*Recorded data*
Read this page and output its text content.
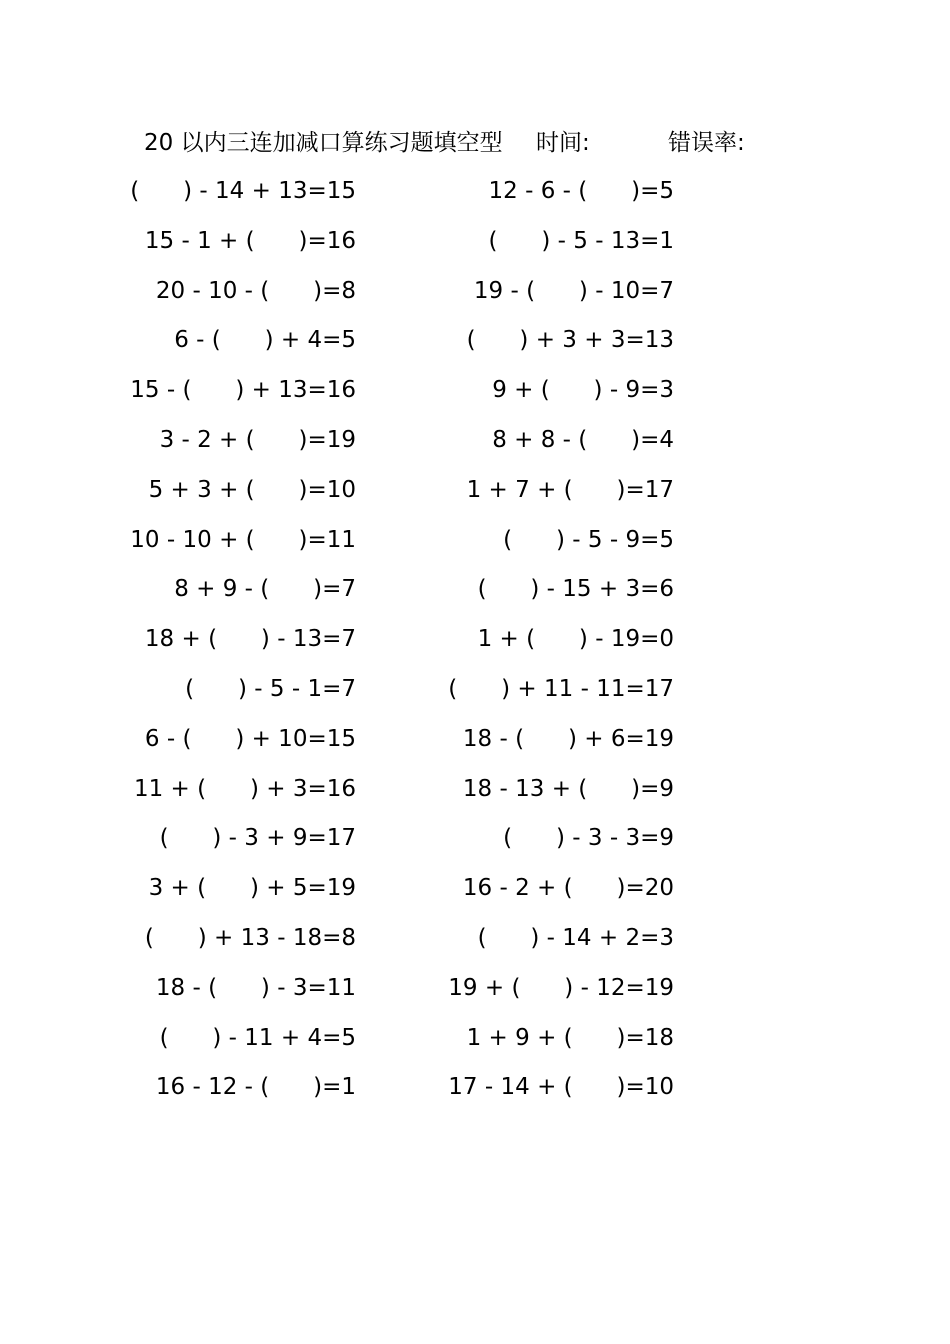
20 以内三连加减口算练习题填空型 时间:	错误率:
(      ) - 14 + 13=15	12 - 6 - (      )=5
15 - 1 + (      )=16	(      ) - 5 - 13=1
20 - 10 - (      )=8	19 - (      ) - 10=7
6 - (      ) + 4=5	(      ) + 3 + 3=13
15 - (      ) + 13=16	9 + (      ) - 9=3
3 - 2 + (      )=19	8 + 8 - (      )=4
5 + 3 + (      )=10	1 + 7 + (      )=17
10 - 10 + (      )=11	(      ) - 5 - 9=5
8 + 9 - (      )=7	(      ) - 15 + 3=6
18 + (      ) - 13=7	1 + (      ) - 19=0
(      ) - 5 - 1=7	(      ) + 11 - 11=17
6 - (      ) + 10=15	18 - (      ) + 6=19
11 + (      ) + 3=16	18 - 13 + (      )=9
(      ) - 3 + 9=17	(      ) - 3 - 3=9
3 + (      ) + 5=19	16 - 2 + (      )=20
(      ) + 13 - 18=8	(      ) - 14 + 2=3
18 - (      ) - 3=11	19 + (      ) - 12=19
(      ) - 11 + 4=5	1 + 9 + (      )=18
16 - 12 - (      )=1	17 - 14 + (      )=10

*Requirement*
Go back to the records above and write them out exactly, without the pictures.

*Complete output*
Read this page and output its text content.
20 以内三连加减口算练习题填空型 时间:	错误率:
(      ) - 14 + 13=15	12 - 6 - (      )=5
15 - 1 + (      )=16	(      ) - 5 - 13=1
20 - 10 - (      )=8	19 - (      ) - 10=7
6 - (      ) + 4=5	(      ) + 3 + 3=13
15 - (      ) + 13=16	9 + (      ) - 9=3
3 - 2 + (      )=19	8 + 8 - (      )=4
5 + 3 + (      )=10	1 + 7 + (      )=17
10 - 10 + (      )=11	(      ) - 5 - 9=5
8 + 9 - (      )=7	(      ) - 15 + 3=6
18 + (      ) - 13=7	1 + (      ) - 19=0
(      ) - 5 - 1=7	(      ) + 11 - 11=17
6 - (      ) + 10=15	18 - (      ) + 6=19
11 + (      ) + 3=16	18 - 13 + (      )=9
(      ) - 3 + 9=17	(      ) - 3 - 3=9
3 + (      ) + 5=19	16 - 2 + (      )=20
(      ) + 13 - 18=8	(      ) - 14 + 2=3
18 - (      ) - 3=11	19 + (      ) - 12=19
(      ) - 11 + 4=5	1 + 9 + (      )=18
16 - 12 - (      )=1	17 - 14 + (      )=10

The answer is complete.